↓

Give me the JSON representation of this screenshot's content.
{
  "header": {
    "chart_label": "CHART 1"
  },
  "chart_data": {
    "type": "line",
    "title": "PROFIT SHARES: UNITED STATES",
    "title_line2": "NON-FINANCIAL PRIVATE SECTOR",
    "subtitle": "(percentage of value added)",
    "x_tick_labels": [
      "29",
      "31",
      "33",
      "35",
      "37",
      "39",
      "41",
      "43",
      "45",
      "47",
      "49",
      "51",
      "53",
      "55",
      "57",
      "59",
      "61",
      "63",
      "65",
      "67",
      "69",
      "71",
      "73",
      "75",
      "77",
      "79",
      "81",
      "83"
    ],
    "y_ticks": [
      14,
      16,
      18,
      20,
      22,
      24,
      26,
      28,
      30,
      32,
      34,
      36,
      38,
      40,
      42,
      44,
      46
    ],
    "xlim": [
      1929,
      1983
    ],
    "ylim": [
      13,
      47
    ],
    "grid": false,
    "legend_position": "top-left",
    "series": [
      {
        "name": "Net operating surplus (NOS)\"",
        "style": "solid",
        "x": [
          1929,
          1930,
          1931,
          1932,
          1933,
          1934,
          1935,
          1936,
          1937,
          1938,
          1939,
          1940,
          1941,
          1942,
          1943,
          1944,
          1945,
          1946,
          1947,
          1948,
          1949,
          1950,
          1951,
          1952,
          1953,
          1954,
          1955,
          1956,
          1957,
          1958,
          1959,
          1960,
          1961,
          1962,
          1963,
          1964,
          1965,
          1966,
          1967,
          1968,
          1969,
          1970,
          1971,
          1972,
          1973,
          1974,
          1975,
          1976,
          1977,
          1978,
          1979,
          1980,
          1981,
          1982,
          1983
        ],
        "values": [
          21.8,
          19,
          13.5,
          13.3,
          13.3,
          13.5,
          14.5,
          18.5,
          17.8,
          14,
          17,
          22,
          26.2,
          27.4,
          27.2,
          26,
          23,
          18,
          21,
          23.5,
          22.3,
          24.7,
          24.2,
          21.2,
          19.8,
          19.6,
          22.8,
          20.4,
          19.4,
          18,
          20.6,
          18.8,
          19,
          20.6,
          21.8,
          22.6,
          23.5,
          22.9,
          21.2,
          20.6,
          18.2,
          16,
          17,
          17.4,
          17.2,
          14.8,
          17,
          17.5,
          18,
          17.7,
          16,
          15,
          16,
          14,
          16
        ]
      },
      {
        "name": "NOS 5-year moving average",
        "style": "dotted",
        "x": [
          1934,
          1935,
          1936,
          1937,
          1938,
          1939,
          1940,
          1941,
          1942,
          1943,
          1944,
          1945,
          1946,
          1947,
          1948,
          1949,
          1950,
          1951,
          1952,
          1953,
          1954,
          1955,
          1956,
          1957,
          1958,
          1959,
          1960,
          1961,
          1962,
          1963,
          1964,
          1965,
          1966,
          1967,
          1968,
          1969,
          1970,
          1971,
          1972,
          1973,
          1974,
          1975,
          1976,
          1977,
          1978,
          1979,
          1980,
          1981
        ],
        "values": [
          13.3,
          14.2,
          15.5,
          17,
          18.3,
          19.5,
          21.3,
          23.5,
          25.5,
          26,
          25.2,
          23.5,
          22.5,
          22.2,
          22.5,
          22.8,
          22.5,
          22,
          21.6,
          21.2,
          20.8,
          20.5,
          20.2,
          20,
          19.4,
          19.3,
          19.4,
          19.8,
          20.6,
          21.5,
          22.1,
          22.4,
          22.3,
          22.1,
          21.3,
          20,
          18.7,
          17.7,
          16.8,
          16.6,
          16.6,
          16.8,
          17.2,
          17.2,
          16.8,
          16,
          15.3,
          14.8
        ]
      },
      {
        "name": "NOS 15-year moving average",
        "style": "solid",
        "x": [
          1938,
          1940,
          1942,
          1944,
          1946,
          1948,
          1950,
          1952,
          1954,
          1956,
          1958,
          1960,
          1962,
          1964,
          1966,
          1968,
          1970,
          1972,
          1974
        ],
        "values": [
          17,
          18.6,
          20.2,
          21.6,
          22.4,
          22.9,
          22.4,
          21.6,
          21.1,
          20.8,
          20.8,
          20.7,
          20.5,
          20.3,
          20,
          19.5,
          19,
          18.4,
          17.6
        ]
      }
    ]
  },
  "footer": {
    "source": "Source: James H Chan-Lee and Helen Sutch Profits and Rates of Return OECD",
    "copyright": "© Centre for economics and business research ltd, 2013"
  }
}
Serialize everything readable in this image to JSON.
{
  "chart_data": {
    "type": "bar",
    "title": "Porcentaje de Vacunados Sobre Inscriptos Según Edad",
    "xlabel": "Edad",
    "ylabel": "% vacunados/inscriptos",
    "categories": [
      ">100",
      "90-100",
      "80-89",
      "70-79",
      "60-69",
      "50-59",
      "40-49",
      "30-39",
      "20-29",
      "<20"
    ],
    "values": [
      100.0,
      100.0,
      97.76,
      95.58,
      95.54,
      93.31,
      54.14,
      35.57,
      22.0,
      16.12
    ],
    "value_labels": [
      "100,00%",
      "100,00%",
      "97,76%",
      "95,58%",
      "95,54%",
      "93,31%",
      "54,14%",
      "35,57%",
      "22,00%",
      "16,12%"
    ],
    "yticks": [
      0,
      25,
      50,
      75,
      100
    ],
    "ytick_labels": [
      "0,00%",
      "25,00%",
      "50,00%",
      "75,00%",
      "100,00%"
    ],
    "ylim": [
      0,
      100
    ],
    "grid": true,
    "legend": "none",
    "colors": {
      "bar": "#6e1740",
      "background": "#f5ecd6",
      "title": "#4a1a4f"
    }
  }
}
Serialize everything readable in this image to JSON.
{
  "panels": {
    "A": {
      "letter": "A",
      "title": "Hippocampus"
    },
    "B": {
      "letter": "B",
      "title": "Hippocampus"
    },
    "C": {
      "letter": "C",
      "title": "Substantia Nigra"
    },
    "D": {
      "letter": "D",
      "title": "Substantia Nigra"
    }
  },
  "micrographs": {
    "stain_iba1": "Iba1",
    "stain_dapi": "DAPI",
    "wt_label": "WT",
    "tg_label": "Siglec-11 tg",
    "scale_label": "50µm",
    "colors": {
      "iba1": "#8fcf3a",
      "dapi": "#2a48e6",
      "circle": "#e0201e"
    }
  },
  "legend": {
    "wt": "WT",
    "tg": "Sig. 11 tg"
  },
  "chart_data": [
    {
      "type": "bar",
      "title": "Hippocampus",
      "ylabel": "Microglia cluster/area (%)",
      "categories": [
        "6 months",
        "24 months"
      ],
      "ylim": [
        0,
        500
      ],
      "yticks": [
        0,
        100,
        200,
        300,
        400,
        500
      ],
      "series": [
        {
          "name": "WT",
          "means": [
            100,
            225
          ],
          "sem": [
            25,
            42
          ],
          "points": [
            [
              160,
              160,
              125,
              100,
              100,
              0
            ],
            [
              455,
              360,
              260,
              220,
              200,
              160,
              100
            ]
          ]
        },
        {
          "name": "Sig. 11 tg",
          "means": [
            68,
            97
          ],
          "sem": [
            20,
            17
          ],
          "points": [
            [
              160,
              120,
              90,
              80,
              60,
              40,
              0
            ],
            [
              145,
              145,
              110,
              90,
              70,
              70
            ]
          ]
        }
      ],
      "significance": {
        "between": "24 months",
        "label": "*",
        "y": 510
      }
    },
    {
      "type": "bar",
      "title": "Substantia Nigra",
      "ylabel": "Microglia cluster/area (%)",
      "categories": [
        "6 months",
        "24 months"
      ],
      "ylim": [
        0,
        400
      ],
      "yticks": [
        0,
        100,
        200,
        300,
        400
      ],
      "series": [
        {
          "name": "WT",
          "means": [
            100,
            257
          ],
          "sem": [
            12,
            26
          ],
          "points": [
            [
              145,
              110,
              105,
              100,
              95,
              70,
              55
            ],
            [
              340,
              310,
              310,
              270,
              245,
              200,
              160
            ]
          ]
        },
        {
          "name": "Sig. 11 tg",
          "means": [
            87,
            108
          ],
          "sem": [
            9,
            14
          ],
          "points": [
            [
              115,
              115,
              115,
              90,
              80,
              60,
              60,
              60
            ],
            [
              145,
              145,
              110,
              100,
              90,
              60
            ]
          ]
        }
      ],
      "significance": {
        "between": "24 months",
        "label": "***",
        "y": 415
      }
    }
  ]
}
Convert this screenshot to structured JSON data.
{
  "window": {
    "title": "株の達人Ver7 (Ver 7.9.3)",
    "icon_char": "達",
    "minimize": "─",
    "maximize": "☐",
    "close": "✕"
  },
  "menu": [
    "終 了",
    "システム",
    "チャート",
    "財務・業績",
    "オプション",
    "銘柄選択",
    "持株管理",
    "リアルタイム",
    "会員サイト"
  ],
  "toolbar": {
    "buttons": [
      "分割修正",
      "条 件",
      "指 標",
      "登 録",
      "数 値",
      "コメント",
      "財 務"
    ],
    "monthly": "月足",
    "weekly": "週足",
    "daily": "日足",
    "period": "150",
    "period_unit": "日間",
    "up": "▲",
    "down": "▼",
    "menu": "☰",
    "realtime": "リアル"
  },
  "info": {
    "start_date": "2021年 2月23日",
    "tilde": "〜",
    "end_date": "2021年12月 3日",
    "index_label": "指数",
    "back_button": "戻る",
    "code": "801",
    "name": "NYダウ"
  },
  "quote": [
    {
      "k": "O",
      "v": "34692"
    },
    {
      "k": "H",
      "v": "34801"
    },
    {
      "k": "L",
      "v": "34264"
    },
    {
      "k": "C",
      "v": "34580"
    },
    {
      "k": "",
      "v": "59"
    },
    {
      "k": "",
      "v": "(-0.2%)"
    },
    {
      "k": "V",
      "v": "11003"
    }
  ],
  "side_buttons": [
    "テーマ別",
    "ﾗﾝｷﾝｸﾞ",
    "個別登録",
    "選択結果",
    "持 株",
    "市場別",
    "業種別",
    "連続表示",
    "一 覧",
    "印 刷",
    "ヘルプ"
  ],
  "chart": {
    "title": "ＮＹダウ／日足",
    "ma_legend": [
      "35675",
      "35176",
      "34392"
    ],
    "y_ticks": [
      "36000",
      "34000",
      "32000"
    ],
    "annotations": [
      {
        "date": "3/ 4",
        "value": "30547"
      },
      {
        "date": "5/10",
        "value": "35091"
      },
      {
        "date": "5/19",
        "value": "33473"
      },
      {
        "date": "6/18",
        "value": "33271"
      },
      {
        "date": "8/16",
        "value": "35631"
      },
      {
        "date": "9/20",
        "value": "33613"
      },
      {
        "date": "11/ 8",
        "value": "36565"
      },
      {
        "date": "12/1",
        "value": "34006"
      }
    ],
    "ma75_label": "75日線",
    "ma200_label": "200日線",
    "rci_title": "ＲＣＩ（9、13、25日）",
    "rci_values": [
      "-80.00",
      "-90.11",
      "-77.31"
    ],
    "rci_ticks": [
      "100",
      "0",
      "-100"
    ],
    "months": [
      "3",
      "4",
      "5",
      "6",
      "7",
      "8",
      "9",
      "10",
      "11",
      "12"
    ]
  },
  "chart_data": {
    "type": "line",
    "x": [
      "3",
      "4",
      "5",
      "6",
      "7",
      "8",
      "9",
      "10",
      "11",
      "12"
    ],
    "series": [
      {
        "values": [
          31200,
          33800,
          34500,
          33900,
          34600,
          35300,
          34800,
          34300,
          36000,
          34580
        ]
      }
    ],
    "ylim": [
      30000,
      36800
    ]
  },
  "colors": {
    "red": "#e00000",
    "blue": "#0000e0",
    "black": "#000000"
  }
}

↑

Gather up every line from the listing above in which the word "JSON" occurs.

WRITTEN RESPONSE:
Give me the JSON representation of this screenshot's content.
Serialize everything readable in this image to JSON.
Serialize everything readable in this image to JSON.
Convert this screenshot to structured JSON data.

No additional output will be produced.